> [OBJECTIVE] Check every line of the entries below for the word "name", and copy the ones that have it.

Figure contents as structured data
Start

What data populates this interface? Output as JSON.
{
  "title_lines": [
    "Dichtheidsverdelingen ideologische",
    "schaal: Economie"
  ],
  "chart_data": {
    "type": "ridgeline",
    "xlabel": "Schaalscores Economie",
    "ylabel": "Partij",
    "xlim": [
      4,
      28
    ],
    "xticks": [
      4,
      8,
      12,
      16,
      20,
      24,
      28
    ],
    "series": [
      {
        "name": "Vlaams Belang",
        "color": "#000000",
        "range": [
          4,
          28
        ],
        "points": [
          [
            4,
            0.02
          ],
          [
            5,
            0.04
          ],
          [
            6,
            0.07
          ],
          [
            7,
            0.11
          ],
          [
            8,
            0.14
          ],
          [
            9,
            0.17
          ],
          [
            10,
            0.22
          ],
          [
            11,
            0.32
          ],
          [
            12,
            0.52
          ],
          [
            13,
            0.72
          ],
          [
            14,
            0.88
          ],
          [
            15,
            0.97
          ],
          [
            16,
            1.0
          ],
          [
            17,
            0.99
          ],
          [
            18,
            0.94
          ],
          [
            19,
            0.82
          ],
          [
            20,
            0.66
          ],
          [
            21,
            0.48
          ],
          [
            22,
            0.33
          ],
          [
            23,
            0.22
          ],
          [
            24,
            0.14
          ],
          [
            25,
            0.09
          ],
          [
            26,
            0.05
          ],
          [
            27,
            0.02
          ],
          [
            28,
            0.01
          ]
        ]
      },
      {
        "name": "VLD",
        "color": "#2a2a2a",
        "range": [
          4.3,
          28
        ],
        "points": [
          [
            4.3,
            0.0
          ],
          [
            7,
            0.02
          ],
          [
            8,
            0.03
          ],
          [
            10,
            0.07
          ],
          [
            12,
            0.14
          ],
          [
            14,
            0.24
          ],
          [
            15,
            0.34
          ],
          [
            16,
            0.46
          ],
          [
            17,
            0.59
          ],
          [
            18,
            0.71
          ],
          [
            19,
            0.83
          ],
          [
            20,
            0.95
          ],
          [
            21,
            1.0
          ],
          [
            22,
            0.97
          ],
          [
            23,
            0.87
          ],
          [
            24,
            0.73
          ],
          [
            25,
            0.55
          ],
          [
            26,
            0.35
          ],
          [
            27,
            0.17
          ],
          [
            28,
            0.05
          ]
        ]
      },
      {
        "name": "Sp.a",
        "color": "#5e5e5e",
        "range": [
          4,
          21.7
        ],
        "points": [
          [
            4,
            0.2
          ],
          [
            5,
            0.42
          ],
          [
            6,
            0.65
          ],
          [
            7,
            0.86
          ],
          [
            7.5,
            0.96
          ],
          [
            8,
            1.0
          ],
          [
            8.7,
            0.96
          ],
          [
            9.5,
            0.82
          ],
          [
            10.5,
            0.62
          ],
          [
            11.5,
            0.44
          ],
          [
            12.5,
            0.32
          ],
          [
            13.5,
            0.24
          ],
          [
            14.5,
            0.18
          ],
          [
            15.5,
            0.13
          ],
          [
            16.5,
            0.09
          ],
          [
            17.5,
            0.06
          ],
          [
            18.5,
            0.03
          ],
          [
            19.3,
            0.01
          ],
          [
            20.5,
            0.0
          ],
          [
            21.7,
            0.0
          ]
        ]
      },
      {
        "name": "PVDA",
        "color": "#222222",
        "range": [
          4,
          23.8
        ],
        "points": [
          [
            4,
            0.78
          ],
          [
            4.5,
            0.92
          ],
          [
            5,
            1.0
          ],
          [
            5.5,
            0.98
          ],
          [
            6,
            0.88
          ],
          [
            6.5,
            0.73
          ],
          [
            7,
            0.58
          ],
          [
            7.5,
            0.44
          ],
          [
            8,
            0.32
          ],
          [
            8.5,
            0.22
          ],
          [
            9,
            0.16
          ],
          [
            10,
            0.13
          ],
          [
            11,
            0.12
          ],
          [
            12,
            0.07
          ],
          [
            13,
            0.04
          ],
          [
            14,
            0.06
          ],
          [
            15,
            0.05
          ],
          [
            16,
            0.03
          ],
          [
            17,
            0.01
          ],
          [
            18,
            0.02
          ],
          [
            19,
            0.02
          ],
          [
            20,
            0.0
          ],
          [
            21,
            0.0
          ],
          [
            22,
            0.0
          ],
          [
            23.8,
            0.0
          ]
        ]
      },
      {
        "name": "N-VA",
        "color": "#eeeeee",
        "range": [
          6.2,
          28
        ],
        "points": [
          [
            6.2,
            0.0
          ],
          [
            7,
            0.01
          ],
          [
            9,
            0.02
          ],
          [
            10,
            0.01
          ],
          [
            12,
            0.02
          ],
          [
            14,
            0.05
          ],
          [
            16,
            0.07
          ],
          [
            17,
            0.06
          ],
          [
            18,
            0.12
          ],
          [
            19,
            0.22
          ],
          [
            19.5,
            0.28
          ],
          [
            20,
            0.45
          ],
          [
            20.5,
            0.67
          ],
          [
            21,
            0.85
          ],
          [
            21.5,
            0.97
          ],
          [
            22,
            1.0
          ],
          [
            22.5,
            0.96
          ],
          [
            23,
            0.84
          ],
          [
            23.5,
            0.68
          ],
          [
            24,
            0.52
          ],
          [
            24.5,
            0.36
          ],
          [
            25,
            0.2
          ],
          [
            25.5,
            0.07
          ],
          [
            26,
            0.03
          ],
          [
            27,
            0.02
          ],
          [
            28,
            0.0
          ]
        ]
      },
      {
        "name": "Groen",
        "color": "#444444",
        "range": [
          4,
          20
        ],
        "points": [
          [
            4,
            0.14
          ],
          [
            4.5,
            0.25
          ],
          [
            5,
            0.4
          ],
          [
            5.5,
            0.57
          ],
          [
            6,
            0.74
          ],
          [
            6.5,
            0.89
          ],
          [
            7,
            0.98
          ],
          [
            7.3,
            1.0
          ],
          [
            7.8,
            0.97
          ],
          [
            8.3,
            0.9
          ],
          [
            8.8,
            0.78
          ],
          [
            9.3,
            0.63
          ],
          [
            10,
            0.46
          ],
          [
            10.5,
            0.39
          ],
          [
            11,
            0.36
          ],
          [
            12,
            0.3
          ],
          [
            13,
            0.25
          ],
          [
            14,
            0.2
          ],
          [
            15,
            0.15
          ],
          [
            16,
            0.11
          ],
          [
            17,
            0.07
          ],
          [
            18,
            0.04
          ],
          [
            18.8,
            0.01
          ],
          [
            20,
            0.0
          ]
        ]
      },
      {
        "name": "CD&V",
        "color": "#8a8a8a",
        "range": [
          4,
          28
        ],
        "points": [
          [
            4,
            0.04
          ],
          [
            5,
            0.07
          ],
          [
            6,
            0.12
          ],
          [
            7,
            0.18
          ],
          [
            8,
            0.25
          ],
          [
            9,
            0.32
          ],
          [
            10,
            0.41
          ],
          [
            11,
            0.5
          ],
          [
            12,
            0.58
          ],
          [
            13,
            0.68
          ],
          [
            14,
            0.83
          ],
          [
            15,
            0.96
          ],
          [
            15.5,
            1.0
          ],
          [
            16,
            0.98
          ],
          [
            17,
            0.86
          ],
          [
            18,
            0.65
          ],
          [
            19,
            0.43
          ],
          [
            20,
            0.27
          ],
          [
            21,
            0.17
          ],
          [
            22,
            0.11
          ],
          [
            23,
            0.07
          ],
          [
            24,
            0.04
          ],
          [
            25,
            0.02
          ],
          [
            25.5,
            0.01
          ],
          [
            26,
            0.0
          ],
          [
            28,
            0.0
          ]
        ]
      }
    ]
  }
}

End

> [SOLUTION TO THE PROBLEM]
        "name": "Vlaams Belang",
        "name": "VLD",
        "name": "Sp.a",
        "name": "PVDA",
        "name": "N-VA",
        "name": "Groen",
        "name": "CD&V",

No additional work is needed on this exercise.